:: Stated task ::
Please format the data starting at the line that contains "Localize each UI" and ending at the line that contains "- password-field[interactable]: ******: [135, 196, 360, 212]" as a JSON list of strings, one per line, skipping blank lines and leaving out the pictures.

:: Data for processing ::
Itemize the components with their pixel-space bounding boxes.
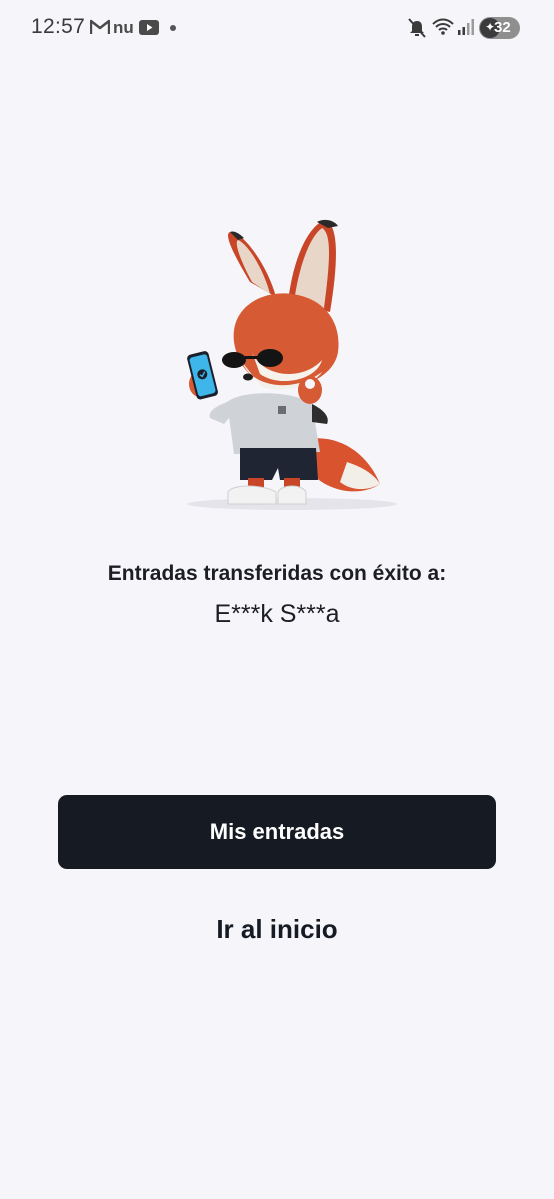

--

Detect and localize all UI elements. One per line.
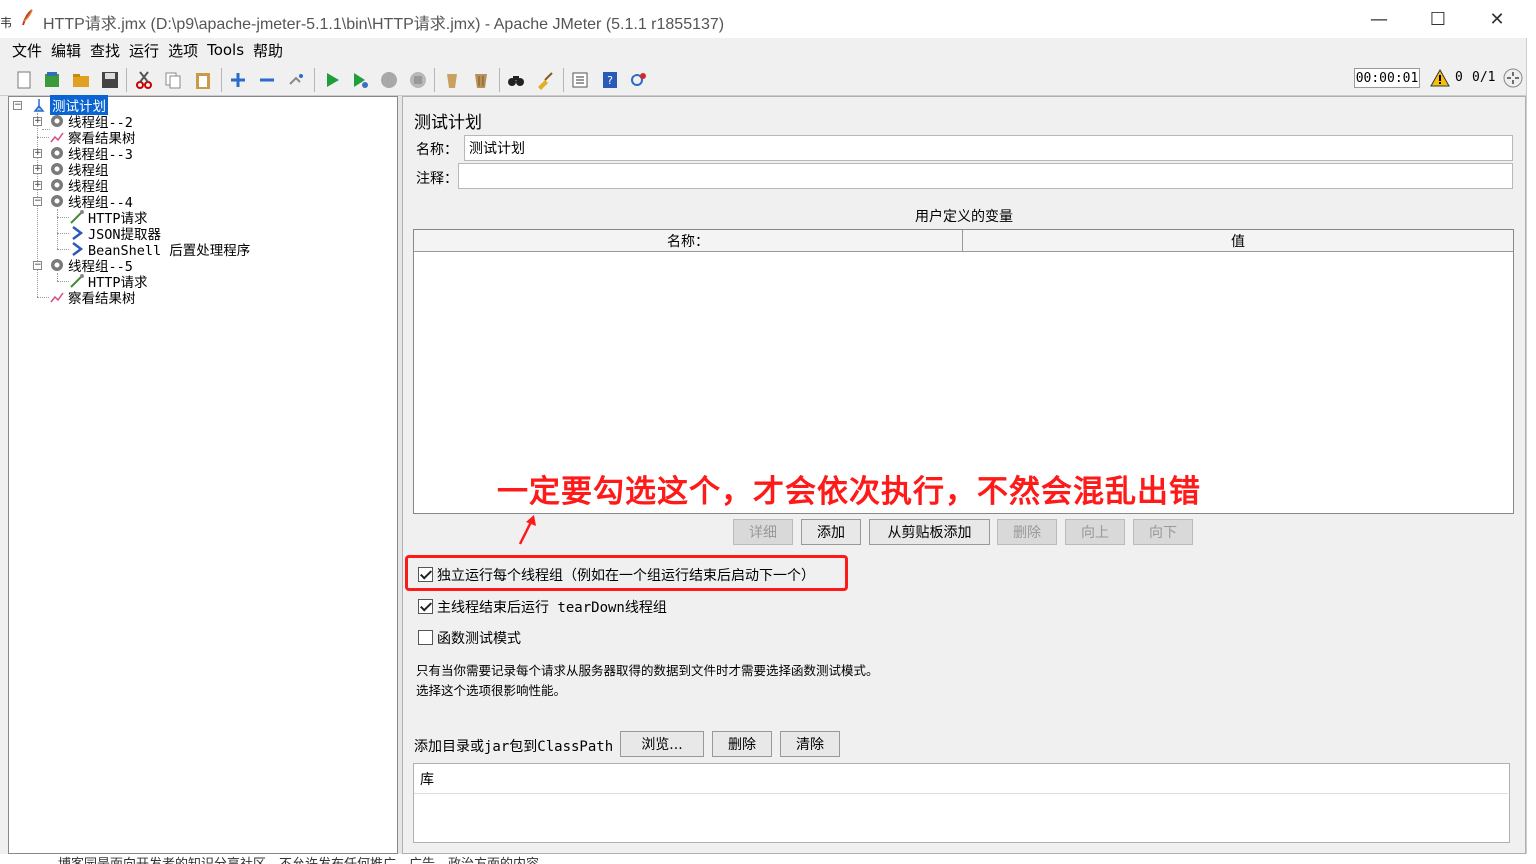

* * *

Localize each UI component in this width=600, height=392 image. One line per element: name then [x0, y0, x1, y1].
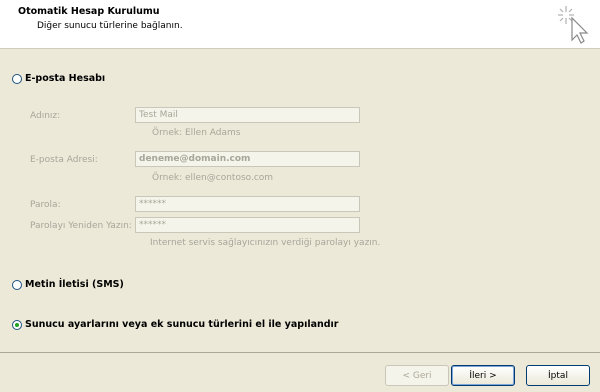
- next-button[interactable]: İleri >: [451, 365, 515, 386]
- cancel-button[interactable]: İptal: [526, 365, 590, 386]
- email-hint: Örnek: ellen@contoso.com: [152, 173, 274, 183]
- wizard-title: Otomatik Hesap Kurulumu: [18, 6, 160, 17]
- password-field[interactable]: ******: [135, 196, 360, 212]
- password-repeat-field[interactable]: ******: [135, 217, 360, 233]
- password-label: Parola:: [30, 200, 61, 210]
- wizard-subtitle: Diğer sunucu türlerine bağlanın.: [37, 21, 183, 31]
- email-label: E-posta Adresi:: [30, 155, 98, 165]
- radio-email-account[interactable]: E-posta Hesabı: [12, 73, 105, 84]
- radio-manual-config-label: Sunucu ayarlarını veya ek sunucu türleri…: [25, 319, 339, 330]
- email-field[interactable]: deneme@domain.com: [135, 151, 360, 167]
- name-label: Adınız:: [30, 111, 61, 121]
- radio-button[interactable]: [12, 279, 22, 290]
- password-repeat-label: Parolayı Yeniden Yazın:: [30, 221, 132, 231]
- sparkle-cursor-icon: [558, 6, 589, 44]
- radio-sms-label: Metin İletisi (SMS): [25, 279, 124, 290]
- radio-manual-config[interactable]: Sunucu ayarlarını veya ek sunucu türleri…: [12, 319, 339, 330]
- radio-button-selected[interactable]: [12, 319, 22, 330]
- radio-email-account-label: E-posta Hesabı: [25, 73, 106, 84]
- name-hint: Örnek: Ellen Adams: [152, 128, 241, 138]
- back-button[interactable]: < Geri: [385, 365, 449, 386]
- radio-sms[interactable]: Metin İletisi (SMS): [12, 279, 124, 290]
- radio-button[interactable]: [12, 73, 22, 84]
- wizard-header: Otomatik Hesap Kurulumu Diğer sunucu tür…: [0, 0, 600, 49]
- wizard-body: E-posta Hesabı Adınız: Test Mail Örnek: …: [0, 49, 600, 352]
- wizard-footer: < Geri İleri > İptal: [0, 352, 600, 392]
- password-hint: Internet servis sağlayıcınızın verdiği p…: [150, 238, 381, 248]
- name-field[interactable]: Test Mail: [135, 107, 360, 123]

:: Answer below ::
[
  "Localize each UI component in this width=600, height=392 image. One line per element: name then [x0, y0, x1, y1].",
  "- next-button[interactable]: İleri >: [451, 365, 515, 386]",
  "- cancel-button[interactable]: İptal: [526, 365, 590, 386]",
  "- email-hint: Örnek: ellen@contoso.com: [152, 173, 274, 183]",
  "- wizard-title: Otomatik Hesap Kurulumu: [18, 6, 160, 17]",
  "- password-field[interactable]: ******: [135, 196, 360, 212]"
]